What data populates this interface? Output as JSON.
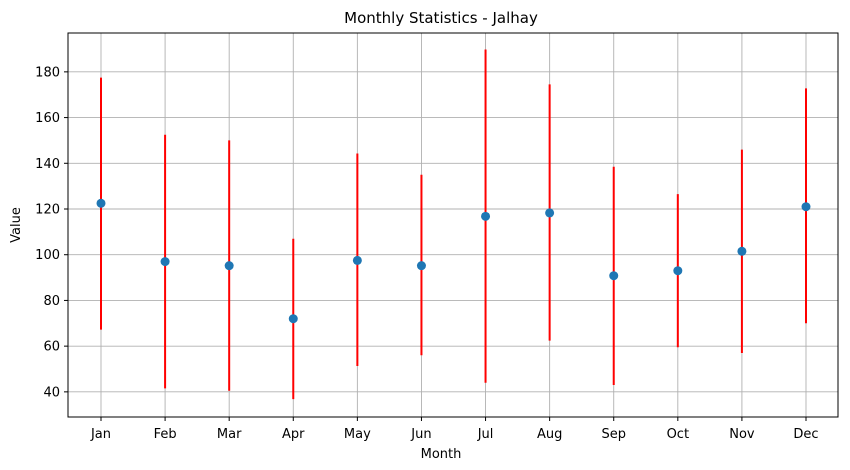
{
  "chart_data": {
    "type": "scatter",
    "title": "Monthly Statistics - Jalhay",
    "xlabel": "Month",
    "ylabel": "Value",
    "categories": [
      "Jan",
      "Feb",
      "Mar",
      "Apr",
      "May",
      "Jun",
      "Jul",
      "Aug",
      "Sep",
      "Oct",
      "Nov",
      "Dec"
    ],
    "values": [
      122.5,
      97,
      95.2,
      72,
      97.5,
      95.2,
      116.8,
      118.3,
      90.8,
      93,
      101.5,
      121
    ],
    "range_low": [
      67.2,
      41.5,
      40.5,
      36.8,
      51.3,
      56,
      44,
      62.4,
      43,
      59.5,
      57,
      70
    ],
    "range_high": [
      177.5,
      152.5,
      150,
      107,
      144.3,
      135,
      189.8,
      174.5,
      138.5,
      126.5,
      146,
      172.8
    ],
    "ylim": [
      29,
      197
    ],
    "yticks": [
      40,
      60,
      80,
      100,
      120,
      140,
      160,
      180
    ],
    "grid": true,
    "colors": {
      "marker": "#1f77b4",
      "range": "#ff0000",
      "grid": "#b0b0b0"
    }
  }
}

********************

[TASK PROMPT] Leave out the pictures and give the rest of the records again exactly.

[COMPLETE OUTPUT]
What data populates this interface? Output as JSON.
{
  "chart_data": {
    "type": "scatter",
    "title": "Monthly Statistics - Jalhay",
    "xlabel": "Month",
    "ylabel": "Value",
    "categories": [
      "Jan",
      "Feb",
      "Mar",
      "Apr",
      "May",
      "Jun",
      "Jul",
      "Aug",
      "Sep",
      "Oct",
      "Nov",
      "Dec"
    ],
    "values": [
      122.5,
      97,
      95.2,
      72,
      97.5,
      95.2,
      116.8,
      118.3,
      90.8,
      93,
      101.5,
      121
    ],
    "range_low": [
      67.2,
      41.5,
      40.5,
      36.8,
      51.3,
      56,
      44,
      62.4,
      43,
      59.5,
      57,
      70
    ],
    "range_high": [
      177.5,
      152.5,
      150,
      107,
      144.3,
      135,
      189.8,
      174.5,
      138.5,
      126.5,
      146,
      172.8
    ],
    "ylim": [
      29,
      197
    ],
    "yticks": [
      40,
      60,
      80,
      100,
      120,
      140,
      160,
      180
    ],
    "grid": true,
    "colors": {
      "marker": "#1f77b4",
      "range": "#ff0000",
      "grid": "#b0b0b0"
    }
  }
}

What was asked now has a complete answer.